- [Your objective]:
An exact copy of all the data is required, with pictures left out.

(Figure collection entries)
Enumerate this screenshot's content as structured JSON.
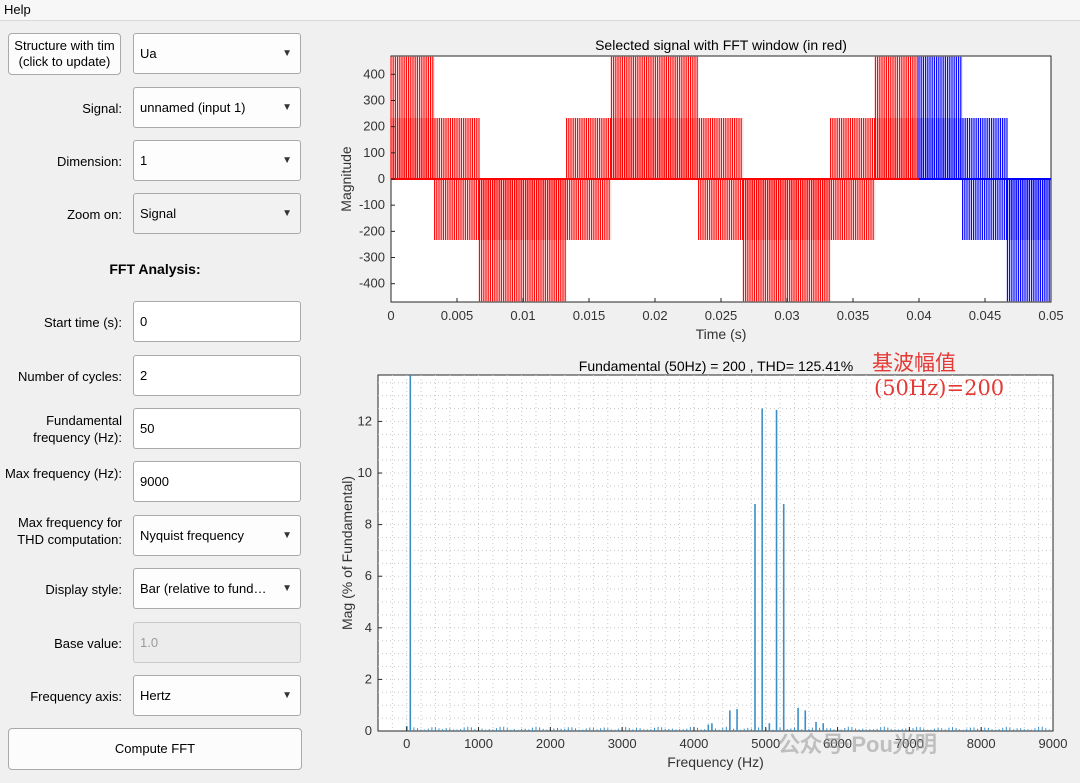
{
  "menu": {
    "help": "Help"
  },
  "panel": {
    "structure_button": "Structure with tim (click to update)",
    "structure_value": "Ua",
    "signal_label": "Signal:",
    "signal_value": "unnamed (input 1)",
    "dimension_label": "Dimension:",
    "dimension_value": "1",
    "zoom_label": "Zoom on:",
    "zoom_value": "Signal",
    "fft_title": "FFT Analysis:",
    "start_time_label": "Start time (s):",
    "start_time_value": "0",
    "cycles_label": "Number of cycles:",
    "cycles_value": "2",
    "fund_freq_label": "Fundamental frequency (Hz):",
    "fund_freq_value": "50",
    "max_freq_label": "Max frequency (Hz):",
    "max_freq_value": "9000",
    "thd_max_label": "Max frequency for THD computation:",
    "thd_max_value": "Nyquist frequency",
    "display_style_label": "Display style:",
    "display_style_value": "Bar (relative to fund…",
    "base_value_label": "Base value:",
    "base_value_value": "1.0",
    "freq_axis_label": "Frequency axis:",
    "freq_axis_value": "Hertz",
    "compute_button": "Compute FFT"
  },
  "annotations": {
    "line1": "基波幅值",
    "line2": "(50Hz)=200"
  },
  "watermark": "公众号·Pou光明",
  "chart_data": [
    {
      "type": "line",
      "title": "Selected signal with FFT window (in red)",
      "xlabel": "Time (s)",
      "ylabel": "Magnitude",
      "xlim": [
        0,
        0.05
      ],
      "ylim": [
        -470,
        470
      ],
      "xticks": [
        "0",
        "0.005",
        "0.01",
        "0.015",
        "0.02",
        "0.025",
        "0.03",
        "0.035",
        "0.04",
        "0.045",
        "0.05"
      ],
      "yticks": [
        "400",
        "300",
        "200",
        "100",
        "0",
        "-100",
        "-200",
        "-300",
        "-400"
      ],
      "window_end": 0.04,
      "series": [
        {
          "color": "#ff0000",
          "x": [
            0,
            0.04
          ]
        },
        {
          "color": "#0000ff",
          "x": [
            0.04,
            0.05
          ]
        }
      ],
      "levels": [
        {
          "t0": 0.0,
          "t1": 0.0033,
          "lo": 0,
          "hi": 467
        },
        {
          "t0": 0.0,
          "t1": 0.0067,
          "lo": 0,
          "hi": 233
        },
        {
          "t0": 0.0033,
          "t1": 0.0067,
          "lo": -233,
          "hi": 0
        },
        {
          "t0": 0.0067,
          "t1": 0.0133,
          "lo": -467,
          "hi": 0
        },
        {
          "t0": 0.0067,
          "t1": 0.0167,
          "lo": -233,
          "hi": 0
        },
        {
          "t0": 0.0133,
          "t1": 0.0167,
          "lo": 0,
          "hi": 233
        },
        {
          "t0": 0.0167,
          "t1": 0.0233,
          "lo": 0,
          "hi": 467
        },
        {
          "t0": 0.0167,
          "t1": 0.0267,
          "lo": 0,
          "hi": 233
        },
        {
          "t0": 0.0233,
          "t1": 0.0267,
          "lo": -233,
          "hi": 0
        },
        {
          "t0": 0.0267,
          "t1": 0.0333,
          "lo": -467,
          "hi": 0
        },
        {
          "t0": 0.0267,
          "t1": 0.0367,
          "lo": -233,
          "hi": 0
        },
        {
          "t0": 0.0333,
          "t1": 0.0367,
          "lo": 0,
          "hi": 233
        },
        {
          "t0": 0.0367,
          "t1": 0.0433,
          "lo": 0,
          "hi": 467
        },
        {
          "t0": 0.0367,
          "t1": 0.0467,
          "lo": 0,
          "hi": 233
        },
        {
          "t0": 0.0433,
          "t1": 0.0467,
          "lo": -233,
          "hi": 0
        },
        {
          "t0": 0.0467,
          "t1": 0.05,
          "lo": -467,
          "hi": 0
        },
        {
          "t0": 0.0467,
          "t1": 0.05,
          "lo": -233,
          "hi": 0
        }
      ]
    },
    {
      "type": "bar",
      "title": "Fundamental (50Hz) = 200 , THD= 125.41%",
      "xlabel": "Frequency (Hz)",
      "ylabel": "Mag (% of Fundamental)",
      "xlim": [
        -400,
        9000
      ],
      "ylim": [
        0,
        13.8
      ],
      "xticks": [
        "0",
        "1000",
        "2000",
        "3000",
        "4000",
        "5000",
        "6000",
        "7000",
        "8000",
        "9000"
      ],
      "yticks": [
        "0",
        "2",
        "4",
        "6",
        "8",
        "10",
        "12"
      ],
      "color": "#3b8fc7",
      "bars": [
        [
          0,
          0.2
        ],
        [
          50,
          13.8
        ],
        [
          4200,
          0.25
        ],
        [
          4250,
          0.3
        ],
        [
          4500,
          0.8
        ],
        [
          4600,
          0.85
        ],
        [
          4850,
          8.8
        ],
        [
          4950,
          12.5
        ],
        [
          5050,
          0.3
        ],
        [
          5150,
          12.45
        ],
        [
          5250,
          8.8
        ],
        [
          5450,
          0.9
        ],
        [
          5550,
          0.8
        ],
        [
          5700,
          0.35
        ],
        [
          5800,
          0.3
        ]
      ]
    }
  ]
}
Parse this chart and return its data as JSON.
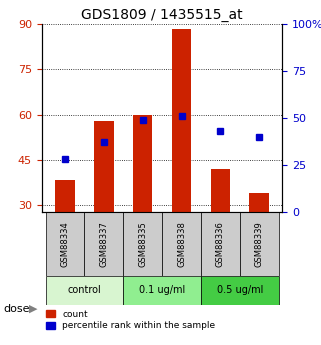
{
  "title": "GDS1809 / 1435515_at",
  "samples": [
    "GSM88334",
    "GSM88337",
    "GSM88335",
    "GSM88338",
    "GSM88336",
    "GSM88339"
  ],
  "groups": [
    {
      "label": "control",
      "indices": [
        0,
        1
      ],
      "color": "#d8f5d0"
    },
    {
      "label": "0.1 ug/ml",
      "indices": [
        2,
        3
      ],
      "color": "#90ee90"
    },
    {
      "label": "0.5 ug/ml",
      "indices": [
        4,
        5
      ],
      "color": "#44cc44"
    }
  ],
  "count_values": [
    38.5,
    58.0,
    60.0,
    88.5,
    42.0,
    34.0
  ],
  "percentile_values": [
    28,
    37,
    49,
    51,
    43,
    40
  ],
  "left_ylim": [
    28,
    90
  ],
  "left_yticks": [
    30,
    45,
    60,
    75,
    90
  ],
  "right_ylim": [
    0,
    100
  ],
  "right_yticks": [
    0,
    25,
    50,
    75,
    100
  ],
  "right_yticklabels": [
    "0",
    "25",
    "50",
    "75",
    "100%"
  ],
  "bar_color": "#cc2200",
  "dot_color": "#0000cc",
  "xlabel_color": "#cc2200",
  "ylabel_right_color": "#0000cc",
  "grid_color": "#000000",
  "sample_bg_color": "#cccccc",
  "dose_label": "dose",
  "legend_count": "count",
  "legend_percentile": "percentile rank within the sample"
}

- [Written response]:
Enumerate this screenshot's content as structured JSON.
{
  "menu": {
    "help": "Help"
  },
  "panel": {
    "structure_button": "Structure with tim (click to update)",
    "structure_value": "Ua",
    "signal_label": "Signal:",
    "signal_value": "unnamed (input 1)",
    "dimension_label": "Dimension:",
    "dimension_value": "1",
    "zoom_label": "Zoom on:",
    "zoom_value": "Signal",
    "fft_title": "FFT Analysis:",
    "start_time_label": "Start time (s):",
    "start_time_value": "0",
    "cycles_label": "Number of cycles:",
    "cycles_value": "2",
    "fund_freq_label": "Fundamental frequency (Hz):",
    "fund_freq_value": "50",
    "max_freq_label": "Max frequency (Hz):",
    "max_freq_value": "9000",
    "thd_max_label": "Max frequency for THD computation:",
    "thd_max_value": "Nyquist frequency",
    "display_style_label": "Display style:",
    "display_style_value": "Bar (relative to fund…",
    "base_value_label": "Base value:",
    "base_value_value": "1.0",
    "freq_axis_label": "Frequency axis:",
    "freq_axis_value": "Hertz",
    "compute_button": "Compute FFT"
  },
  "annotations": {
    "line1": "基波幅值",
    "line2": "(50Hz)=200"
  },
  "watermark": "公众号·Pou光明",
  "chart_data": [
    {
      "type": "line",
      "title": "Selected signal with FFT window (in red)",
      "xlabel": "Time (s)",
      "ylabel": "Magnitude",
      "xlim": [
        0,
        0.05
      ],
      "ylim": [
        -470,
        470
      ],
      "xticks": [
        "0",
        "0.005",
        "0.01",
        "0.015",
        "0.02",
        "0.025",
        "0.03",
        "0.035",
        "0.04",
        "0.045",
        "0.05"
      ],
      "yticks": [
        "400",
        "300",
        "200",
        "100",
        "0",
        "-100",
        "-200",
        "-300",
        "-400"
      ],
      "window_end": 0.04,
      "series": [
        {
          "color": "#ff0000",
          "x": [
            0,
            0.04
          ]
        },
        {
          "color": "#0000ff",
          "x": [
            0.04,
            0.05
          ]
        }
      ],
      "levels": [
        {
          "t0": 0.0,
          "t1": 0.0033,
          "lo": 0,
          "hi": 467
        },
        {
          "t0": 0.0,
          "t1": 0.0067,
          "lo": 0,
          "hi": 233
        },
        {
          "t0": 0.0033,
          "t1": 0.0067,
          "lo": -233,
          "hi": 0
        },
        {
          "t0": 0.0067,
          "t1": 0.0133,
          "lo": -467,
          "hi": 0
        },
        {
          "t0": 0.0067,
          "t1": 0.0167,
          "lo": -233,
          "hi": 0
        },
        {
          "t0": 0.0133,
          "t1": 0.0167,
          "lo": 0,
          "hi": 233
        },
        {
          "t0": 0.0167,
          "t1": 0.0233,
          "lo": 0,
          "hi": 467
        },
        {
          "t0": 0.0167,
          "t1": 0.0267,
          "lo": 0,
          "hi": 233
        },
        {
          "t0": 0.0233,
          "t1": 0.0267,
          "lo": -233,
          "hi": 0
        },
        {
          "t0": 0.0267,
          "t1": 0.0333,
          "lo": -467,
          "hi": 0
        },
        {
          "t0": 0.0267,
          "t1": 0.0367,
          "lo": -233,
          "hi": 0
        },
        {
          "t0": 0.0333,
          "t1": 0.0367,
          "lo": 0,
          "hi": 233
        },
        {
          "t0": 0.0367,
          "t1": 0.0433,
          "lo": 0,
          "hi": 467
        },
        {
          "t0": 0.0367,
          "t1": 0.0467,
          "lo": 0,
          "hi": 233
        },
        {
          "t0": 0.0433,
          "t1": 0.0467,
          "lo": -233,
          "hi": 0
        },
        {
          "t0": 0.0467,
          "t1": 0.05,
          "lo": -467,
          "hi": 0
        },
        {
          "t0": 0.0467,
          "t1": 0.05,
          "lo": -233,
          "hi": 0
        }
      ]
    },
    {
      "type": "bar",
      "title": "Fundamental (50Hz) = 200 , THD= 125.41%",
      "xlabel": "Frequency (Hz)",
      "ylabel": "Mag (% of Fundamental)",
      "xlim": [
        -400,
        9000
      ],
      "ylim": [
        0,
        13.8
      ],
      "xticks": [
        "0",
        "1000",
        "2000",
        "3000",
        "4000",
        "5000",
        "6000",
        "7000",
        "8000",
        "9000"
      ],
      "yticks": [
        "0",
        "2",
        "4",
        "6",
        "8",
        "10",
        "12"
      ],
      "color": "#3b8fc7",
      "bars": [
        [
          0,
          0.2
        ],
        [
          50,
          13.8
        ],
        [
          4200,
          0.25
        ],
        [
          4250,
          0.3
        ],
        [
          4500,
          0.8
        ],
        [
          4600,
          0.85
        ],
        [
          4850,
          8.8
        ],
        [
          4950,
          12.5
        ],
        [
          5050,
          0.3
        ],
        [
          5150,
          12.45
        ],
        [
          5250,
          8.8
        ],
        [
          5450,
          0.9
        ],
        [
          5550,
          0.8
        ],
        [
          5700,
          0.35
        ],
        [
          5800,
          0.3
        ]
      ]
    }
  ]
}
Parse this chart and return its data as JSON.
{
  "title": "GDS1809 / 1435515_at",
  "samples": [
    "GSM88334",
    "GSM88337",
    "GSM88335",
    "GSM88338",
    "GSM88336",
    "GSM88339"
  ],
  "groups": [
    {
      "label": "control",
      "indices": [
        0,
        1
      ],
      "color": "#d8f5d0"
    },
    {
      "label": "0.1 ug/ml",
      "indices": [
        2,
        3
      ],
      "color": "#90ee90"
    },
    {
      "label": "0.5 ug/ml",
      "indices": [
        4,
        5
      ],
      "color": "#44cc44"
    }
  ],
  "count_values": [
    38.5,
    58.0,
    60.0,
    88.5,
    42.0,
    34.0
  ],
  "percentile_values": [
    28,
    37,
    49,
    51,
    43,
    40
  ],
  "left_ylim": [
    28,
    90
  ],
  "left_yticks": [
    30,
    45,
    60,
    75,
    90
  ],
  "right_ylim": [
    0,
    100
  ],
  "right_yticks": [
    0,
    25,
    50,
    75,
    100
  ],
  "right_yticklabels": [
    "0",
    "25",
    "50",
    "75",
    "100%"
  ],
  "bar_color": "#cc2200",
  "dot_color": "#0000cc",
  "xlabel_color": "#cc2200",
  "ylabel_right_color": "#0000cc",
  "grid_color": "#000000",
  "sample_bg_color": "#cccccc",
  "dose_label": "dose",
  "legend_count": "count",
  "legend_percentile": "percentile rank within the sample"
}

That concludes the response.